Substituting the obtained ${\overrightarrow{V}}_a$ into Equation (95) results in an equation for ${\overrightarrow{V}}_n$. Similarly, for transducers 3 and 4, each yields an equation like Equation (95) in terms of ${\overrightarrow{V}}_n$. By combining these three equations into a system of equations, ${\overrightarrow{V}}_n$ can be solved. As with the previous case, a coefficient matrix is constructed, resulting in an invertible matrix equation. The solution is as follows:

Let

$$C{M}_{Vn}=\left\{\begin{array}{c}{f}_{n2}\left[c+V_{TRad2}\left(t_T\right)\right]{\overrightarrow{d}}_{T2}\left(t_{\mathrm{Rn}2}\right)+f_0\left[c-V_{TRad2}\left(t_{Rn2}\right)\right]{\overrightarrow{d}}_{T2}\left(t_T\right),\hfill \\ f_{n3}\left[c+V_{TRad3}\left(t_T\right)\right]{\overrightarrow{d}}_{T3}\left(t_{\mathrm{Rn}3}\right)+f_0\left[c-V_{TRad3}\left(t_{\mathrm{Rn}3}\right)\right]{\overrightarrow{d}}_{T3}\left(t_T\right),\hfill \\ f_{n4}\left[c+V_{TRad4}\left(t_T\right)\right]{\overrightarrow{d}}_{T4}\left(t_{\mathrm{Rn}4}\right)+f_0\left[c-V_{TRad4}\left(t_{\mathrm{Rn}4}\right)\right]{\overrightarrow{d}}_{T4}\left(t_T\right)\hfill \end{array}\right\},$$

(96)

$$CM{1}_{Vn}=\left\{\begin{array}{c}{f}_0\left[c-V_{TRad2}\left(t_{Rn2}\right)\right]-f_{n2}\left[c+V_{TRad2}\left(t_T\right)\right],\\ f_0\left[c-V_{TRad3}\left(t_{Rn3}\right)\right]-f_{n3}\left[c+V_{TRad3}\left(t_T\right)\right],\\ f_0\left[c-V_{TRad4}\left(t_{Rn4}\right)\right]-f_{n4}\left[c+V_{TRad4}\left(t_T\right)\right]\end{array}\right\}.$$

(97)

What to do
In the passage, what kind of matrix equation results once the coefficient matrix is constructed?

Data extract
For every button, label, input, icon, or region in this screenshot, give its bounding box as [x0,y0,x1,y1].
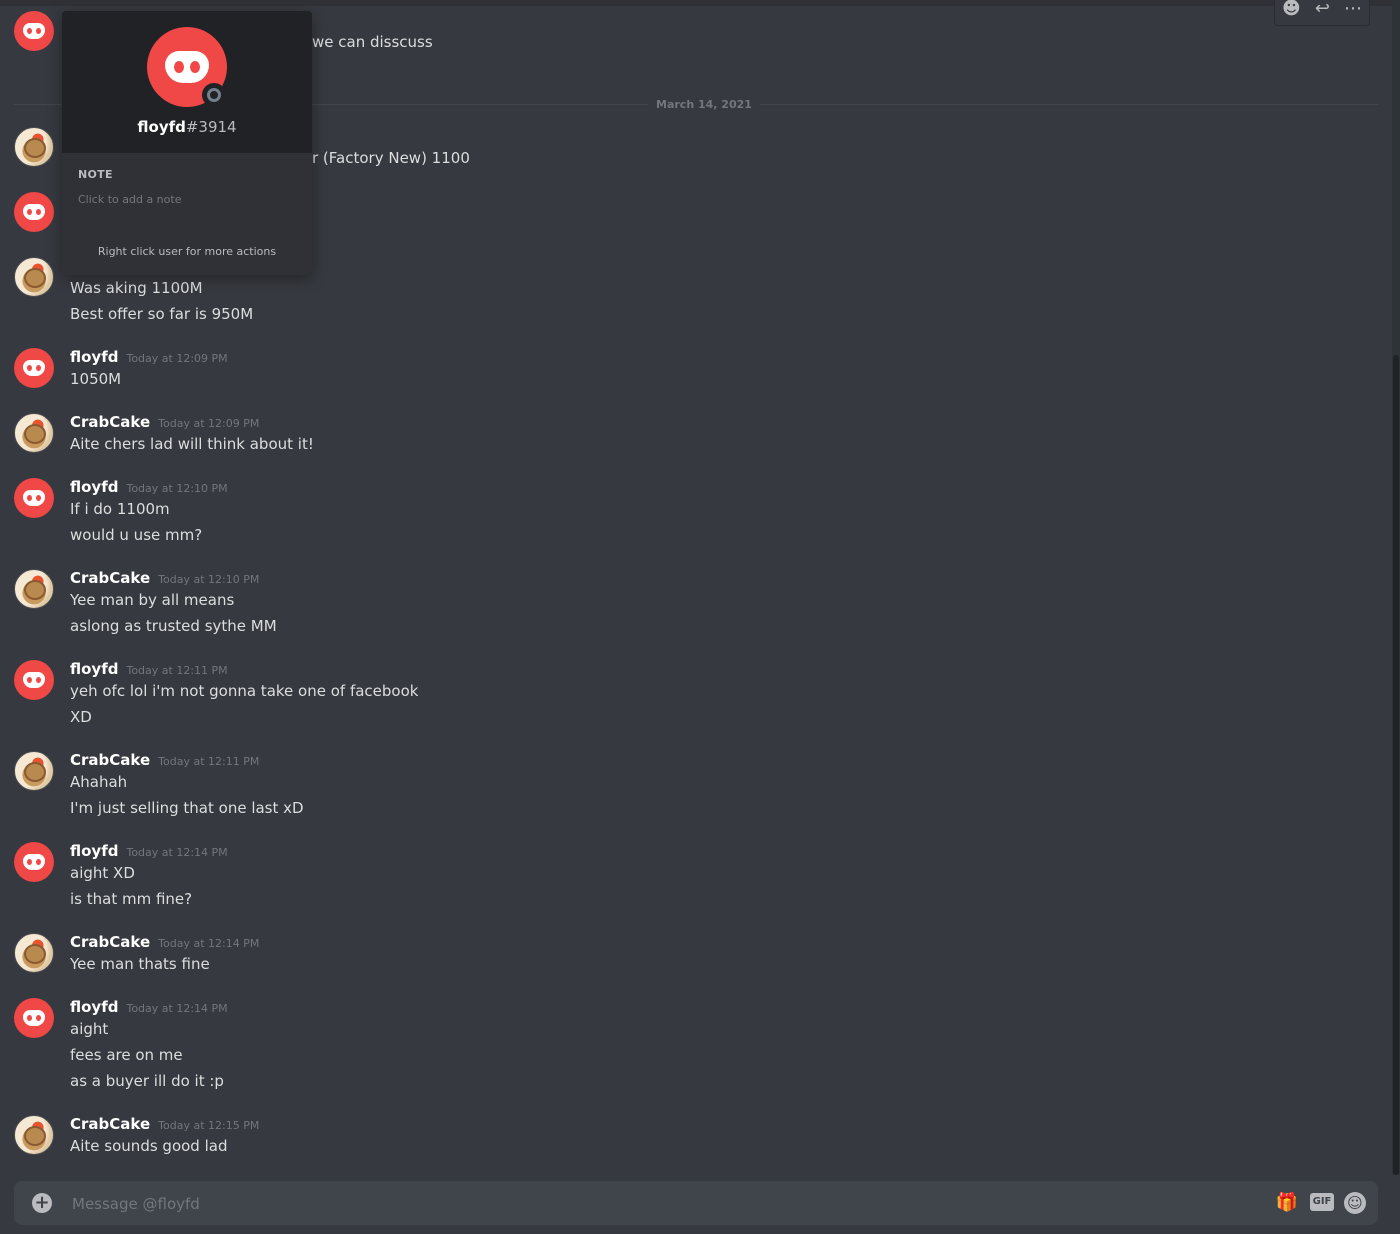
gif-button[interactable]: GIF [1310,1193,1334,1211]
message-author[interactable]: CrabCake Today at 12:14 PM [70,933,259,951]
floyfd-avatar[interactable] [14,842,54,882]
floyfd-avatar[interactable] [14,998,54,1038]
user-profile-popout: floyfd#3914 NOTE Click to add a note Rig… [62,11,312,275]
floyfd-avatar[interactable] [14,11,54,51]
author-name[interactable]: CrabCake [70,1115,150,1133]
message-text: Aite sounds good lad [70,1137,228,1155]
message-text: as a buyer ill do it :p [70,1072,224,1090]
author-name[interactable]: CrabCake [70,569,150,587]
message-timestamp: Today at 12:15 PM [158,1119,260,1132]
message-timestamp: Today at 12:09 PM [158,417,260,430]
popout-username: floyfd#3914 [62,118,312,136]
message-text: If i do 1100m [70,500,170,518]
message-text: Best offer so far is 950M [70,305,254,323]
message-text: 1050M [70,370,122,388]
message-text: we can disscuss [312,33,433,51]
crabcake-avatar[interactable] [14,569,54,609]
message-text: I'm just selling that one last xD [70,799,304,817]
floyfd-avatar[interactable] [14,478,54,518]
offline-status-icon [202,83,226,107]
message-input[interactable] [70,1191,1224,1217]
crabcake-avatar[interactable] [14,127,54,167]
crabcake-avatar[interactable] [14,933,54,973]
message-author[interactable]: floyfd Today at 12:14 PM [70,998,228,1016]
message-text: aight XD [70,864,135,882]
message-text: aslong as trusted sythe MM [70,617,277,635]
popout-header: floyfd#3914 [62,11,312,153]
chat-area: ☻ ↩ ⋯ we can disscuss March 14, 2021 r (… [0,0,1392,1175]
author-name[interactable]: CrabCake [70,413,150,431]
author-name[interactable]: CrabCake [70,751,150,769]
message-timestamp: Today at 12:10 PM [126,482,228,495]
message-timestamp: Today at 12:09 PM [126,352,228,365]
message-composer: + 🎁 GIF ☺ [14,1181,1378,1225]
message-author[interactable]: floyfd Today at 12:10 PM [70,478,228,496]
message-author[interactable]: floyfd Today at 12:09 PM [70,348,228,366]
emoji-picker-icon[interactable]: ☺ [1344,1192,1366,1214]
add-reaction-icon[interactable]: ☻ [1282,0,1301,18]
chat-scrollbar-track[interactable] [1392,0,1400,1175]
crabcake-avatar[interactable] [14,257,54,297]
message-text: aight [70,1020,109,1038]
author-name[interactable]: CrabCake [70,933,150,951]
date-divider-label: March 14, 2021 [648,98,760,111]
message-author[interactable]: CrabCake Today at 12:11 PM [70,751,259,769]
discriminator-text: #3914 [185,118,237,136]
note-heading: NOTE [78,168,113,181]
message-text: yeh ofc lol i'm not gonna take one of fa… [70,682,419,700]
message-timestamp: Today at 12:14 PM [126,846,228,859]
gift-icon[interactable]: 🎁 [1276,1192,1298,1213]
message-text: XD [70,708,92,726]
floyfd-avatar[interactable] [14,348,54,388]
message-author[interactable]: CrabCake Today at 12:15 PM [70,1115,259,1133]
attach-plus-icon[interactable]: + [32,1193,52,1213]
floyfd-avatar[interactable] [14,660,54,700]
chat-scrollbar-thumb[interactable] [1393,355,1399,1175]
message-timestamp: Today at 12:10 PM [158,573,260,586]
message-text: Yee man by all means [70,591,235,609]
username-text: floyfd [137,118,186,136]
message-text: r (Factory New) 1100 [312,149,470,167]
message-author[interactable]: floyfd Today at 12:11 PM [70,660,228,678]
message-author[interactable]: CrabCake Today at 12:10 PM [70,569,259,587]
message-hover-toolbar: ☻ ↩ ⋯ [1274,0,1370,26]
message-timestamp: Today at 12:11 PM [126,664,228,677]
author-name[interactable]: floyfd [70,478,118,496]
message-timestamp: Today at 12:14 PM [126,1002,228,1015]
author-name[interactable]: floyfd [70,660,118,678]
more-options-icon[interactable]: ⋯ [1344,0,1362,18]
message-timestamp: Today at 12:14 PM [158,937,260,950]
popout-footer-hint: Right click user for more actions [97,245,277,258]
chat-top-border [0,0,1392,6]
author-name[interactable]: floyfd [70,842,118,860]
crabcake-avatar[interactable] [14,1115,54,1155]
author-name[interactable]: floyfd [70,348,118,366]
message-author[interactable]: CrabCake Today at 12:09 PM [70,413,259,431]
message-text: Yee man thats fine [70,955,210,973]
message-text: would u use mm? [70,526,203,544]
message-text: Was aking 1100M [70,279,203,297]
message-text: fees are on me [70,1046,183,1064]
reply-icon[interactable]: ↩ [1315,0,1330,18]
floyfd-avatar[interactable] [14,192,54,232]
message-text: Ahahah [70,773,128,791]
note-input[interactable]: Click to add a note [78,193,181,206]
author-name[interactable]: floyfd [70,998,118,1016]
message-text: Aite chers lad will think about it! [70,435,314,453]
crabcake-avatar[interactable] [14,751,54,791]
message-text: is that mm fine? [70,890,193,908]
message-author[interactable]: floyfd Today at 12:14 PM [70,842,228,860]
crabcake-avatar[interactable] [14,413,54,453]
message-timestamp: Today at 12:11 PM [158,755,260,768]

The response
An invertible matrix equation.